WHAT IS REQUIRED: Could you give the data below again, exactly and completely?

[Dataset records]
•••

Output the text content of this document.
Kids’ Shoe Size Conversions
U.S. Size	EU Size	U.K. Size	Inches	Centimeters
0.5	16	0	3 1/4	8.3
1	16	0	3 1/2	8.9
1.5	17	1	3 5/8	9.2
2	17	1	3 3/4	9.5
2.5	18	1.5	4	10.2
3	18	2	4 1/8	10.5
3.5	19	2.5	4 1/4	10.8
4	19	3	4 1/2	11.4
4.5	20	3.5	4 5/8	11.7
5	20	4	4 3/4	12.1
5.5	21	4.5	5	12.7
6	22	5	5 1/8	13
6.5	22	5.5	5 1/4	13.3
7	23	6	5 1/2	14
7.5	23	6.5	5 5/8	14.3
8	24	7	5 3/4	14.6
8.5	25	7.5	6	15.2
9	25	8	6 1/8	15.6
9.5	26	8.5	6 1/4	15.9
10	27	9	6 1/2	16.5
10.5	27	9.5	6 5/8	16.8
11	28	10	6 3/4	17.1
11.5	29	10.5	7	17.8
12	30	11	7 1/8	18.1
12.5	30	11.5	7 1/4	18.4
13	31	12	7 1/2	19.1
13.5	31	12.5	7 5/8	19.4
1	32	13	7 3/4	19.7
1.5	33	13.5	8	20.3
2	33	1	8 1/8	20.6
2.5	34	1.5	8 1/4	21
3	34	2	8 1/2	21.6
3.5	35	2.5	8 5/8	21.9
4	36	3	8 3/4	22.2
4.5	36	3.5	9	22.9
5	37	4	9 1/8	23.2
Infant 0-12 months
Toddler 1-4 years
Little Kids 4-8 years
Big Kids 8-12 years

•••

SOLUTION FOR THIS TASK:
Output the text content of this document.
Kids’ Shoe Size Conversions
U.S. Size	EU Size	U.K. Size	Inches	Centimeters
0.5	16	0	3 1/4	8.3
1	16	0	3 1/2	8.9
1.5	17	1	3 5/8	9.2
2	17	1	3 3/4	9.5
2.5	18	1.5	4	10.2
3	18	2	4 1/8	10.5
3.5	19	2.5	4 1/4	10.8
4	19	3	4 1/2	11.4
4.5	20	3.5	4 5/8	11.7
5	20	4	4 3/4	12.1
5.5	21	4.5	5	12.7
6	22	5	5 1/8	13
6.5	22	5.5	5 1/4	13.3
7	23	6	5 1/2	14
7.5	23	6.5	5 5/8	14.3
8	24	7	5 3/4	14.6
8.5	25	7.5	6	15.2
9	25	8	6 1/8	15.6
9.5	26	8.5	6 1/4	15.9
10	27	9	6 1/2	16.5
10.5	27	9.5	6 5/8	16.8
11	28	10	6 3/4	17.1
11.5	29	10.5	7	17.8
12	30	11	7 1/8	18.1
12.5	30	11.5	7 1/4	18.4
13	31	12	7 1/2	19.1
13.5	31	12.5	7 5/8	19.4
1	32	13	7 3/4	19.7
1.5	33	13.5	8	20.3
2	33	1	8 1/8	20.6
2.5	34	1.5	8 1/4	21
3	34	2	8 1/2	21.6
3.5	35	2.5	8 5/8	21.9
4	36	3	8 3/4	22.2
4.5	36	3.5	9	22.9
5	37	4	9 1/8	23.2
Infant 0-12 months
Toddler 1-4 years
Little Kids 4-8 years
Big Kids 8-12 years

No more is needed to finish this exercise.